» Problem requirements
Without pictures, output exactly the lines running from the line containing "Serialize everything readable" to the end of the listing below.

[Entries from a dataset]
____

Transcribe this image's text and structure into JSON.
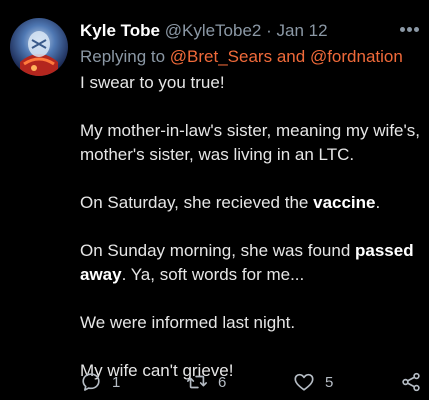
{
  "tweet": {
    "author_name": "Kyle Tobe",
    "author_handle": "@KyleTobe2",
    "separator": "·",
    "date": "Jan 12",
    "replying_prefix": "Replying to",
    "reply_mention_1": "@Bret_Sears",
    "reply_and": "and",
    "reply_mention_2": "@fordnation",
    "lines": {
      "l1": "I swear to you true!",
      "l2": "My mother-in-law's sister, meaning my wife's, mother's sister, was living in an LTC.",
      "l3_a": "On Saturday, she recieved the",
      "l3_b": "vaccine",
      "l3_c": ".",
      "l4_a": "On Sunday morning, she was found",
      "l4_b": "passed away",
      "l4_c": ". Ya, soft words for me...",
      "l5": "We were informed last night.",
      "l6": "My wife can't grieve!"
    }
  },
  "actions": {
    "reply_count": "1",
    "retweet_count": "6",
    "like_count": "5"
  },
  "icons": {
    "reply": "reply-icon",
    "retweet": "retweet-icon",
    "like": "heart-icon",
    "share": "share-icon",
    "more": "more-icon"
  },
  "colors": {
    "background": "#000000",
    "mention": "#f06a3a",
    "muted": "#8b98a5"
  }
}
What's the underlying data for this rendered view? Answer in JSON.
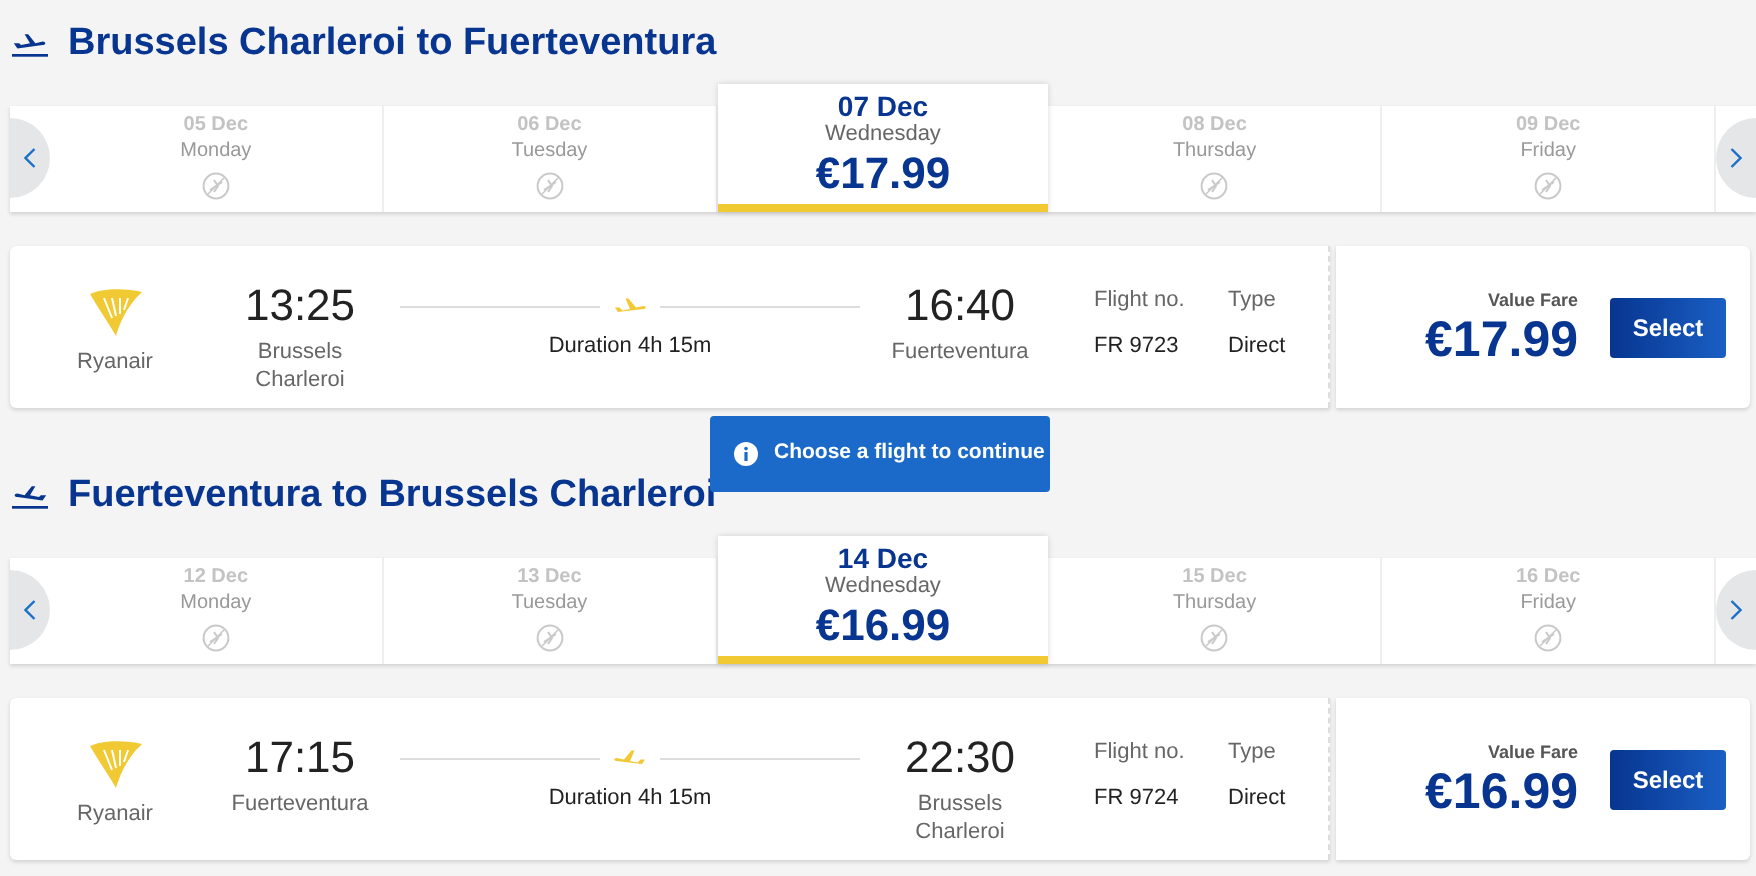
{
  "sections": [
    {
      "kind": "outbound",
      "title": "Brussels Charleroi to Fuerteventura",
      "days": [
        {
          "date": "05 Dec",
          "weekday": "Monday",
          "selected": false
        },
        {
          "date": "06 Dec",
          "weekday": "Tuesday",
          "selected": false
        },
        {
          "date": "07 Dec",
          "weekday": "Wednesday",
          "price": "€17.99",
          "selected": true
        },
        {
          "date": "08 Dec",
          "weekday": "Thursday",
          "selected": false
        },
        {
          "date": "09 Dec",
          "weekday": "Friday",
          "selected": false
        }
      ],
      "flight": {
        "airline": "Ryanair",
        "depart_time": "13:25",
        "depart_city": "Brussels Charleroi",
        "duration": "Duration 4h 15m",
        "arrive_time": "16:40",
        "arrive_city": "Fuerteventura",
        "flight_no_label": "Flight no.",
        "flight_no": "FR 9723",
        "type_label": "Type",
        "type": "Direct",
        "fare_label": "Value Fare",
        "fare": "€17.99",
        "button": "Select"
      }
    },
    {
      "kind": "inbound",
      "title": "Fuerteventura to Brussels Charleroi",
      "days": [
        {
          "date": "12 Dec",
          "weekday": "Monday",
          "selected": false
        },
        {
          "date": "13 Dec",
          "weekday": "Tuesday",
          "selected": false
        },
        {
          "date": "14 Dec",
          "weekday": "Wednesday",
          "price": "€16.99",
          "selected": true
        },
        {
          "date": "15 Dec",
          "weekday": "Thursday",
          "selected": false
        },
        {
          "date": "16 Dec",
          "weekday": "Friday",
          "selected": false
        }
      ],
      "flight": {
        "airline": "Ryanair",
        "depart_time": "17:15",
        "depart_city": "Fuerteventura",
        "duration": "Duration 4h 15m",
        "arrive_time": "22:30",
        "arrive_city": "Brussels Charleroi",
        "flight_no_label": "Flight no.",
        "flight_no": "FR 9724",
        "type_label": "Type",
        "type": "Direct",
        "fare_label": "Value Fare",
        "fare": "€16.99",
        "button": "Select"
      }
    }
  ],
  "tooltip": "Choose a flight to continue"
}
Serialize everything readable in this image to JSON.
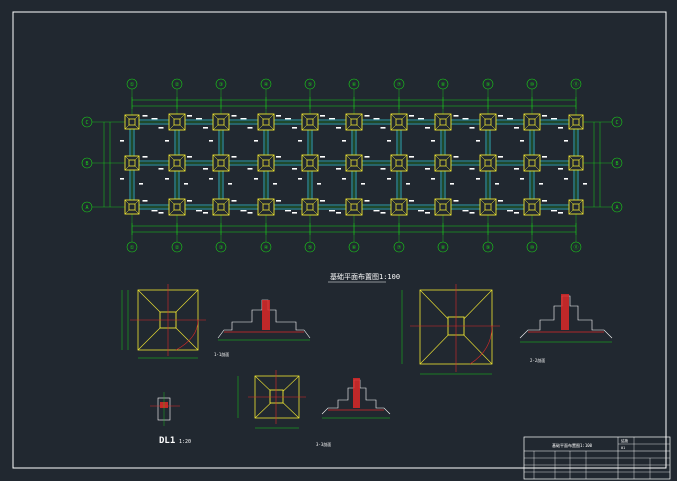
{
  "drawing": {
    "plan_title": "基础平面布置图1:100",
    "detail_label": "DL1",
    "detail_scale": "1:20",
    "section_label_1": "1-1剖面",
    "section_label_2": "2-2剖面",
    "section_label_3": "3-3剖面",
    "top_axis_labels": [
      "①",
      "②",
      "③",
      "④",
      "⑤",
      "⑥",
      "⑦",
      "⑧",
      "⑨",
      "⑩",
      "⑪"
    ],
    "bottom_axis_labels": [
      "①",
      "②",
      "③",
      "④",
      "⑤",
      "⑥",
      "⑦",
      "⑧",
      "⑨",
      "⑩",
      "⑪"
    ],
    "left_axis_labels": [
      "C",
      "B",
      "A"
    ],
    "right_axis_labels": [
      "C",
      "B",
      "A"
    ]
  },
  "title_block": {
    "drawing_name": "基础平面布置图1:100",
    "sheet_label": "结施",
    "sheet_no": "01"
  },
  "colors": {
    "background": "#212830",
    "axis_green": "#19d119",
    "beam_cyan": "#32c8d2",
    "footing_yellow": "#f0e632",
    "column_red": "#dc2828",
    "text_white": "#ffffff",
    "frame_white": "#ffffff"
  }
}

____

» Written response
Serialize everything readable in this image to JSON.
{
  "drawing": {
    "plan_title": "基础平面布置图1:100",
    "detail_label": "DL1",
    "detail_scale": "1:20",
    "section_label_1": "1-1剖面",
    "section_label_2": "2-2剖面",
    "section_label_3": "3-3剖面",
    "top_axis_labels": [
      "①",
      "②",
      "③",
      "④",
      "⑤",
      "⑥",
      "⑦",
      "⑧",
      "⑨",
      "⑩",
      "⑪"
    ],
    "bottom_axis_labels": [
      "①",
      "②",
      "③",
      "④",
      "⑤",
      "⑥",
      "⑦",
      "⑧",
      "⑨",
      "⑩",
      "⑪"
    ],
    "left_axis_labels": [
      "C",
      "B",
      "A"
    ],
    "right_axis_labels": [
      "C",
      "B",
      "A"
    ]
  },
  "title_block": {
    "drawing_name": "基础平面布置图1:100",
    "sheet_label": "结施",
    "sheet_no": "01"
  },
  "colors": {
    "background": "#212830",
    "axis_green": "#19d119",
    "beam_cyan": "#32c8d2",
    "footing_yellow": "#f0e632",
    "column_red": "#dc2828",
    "text_white": "#ffffff",
    "frame_white": "#ffffff"
  }
}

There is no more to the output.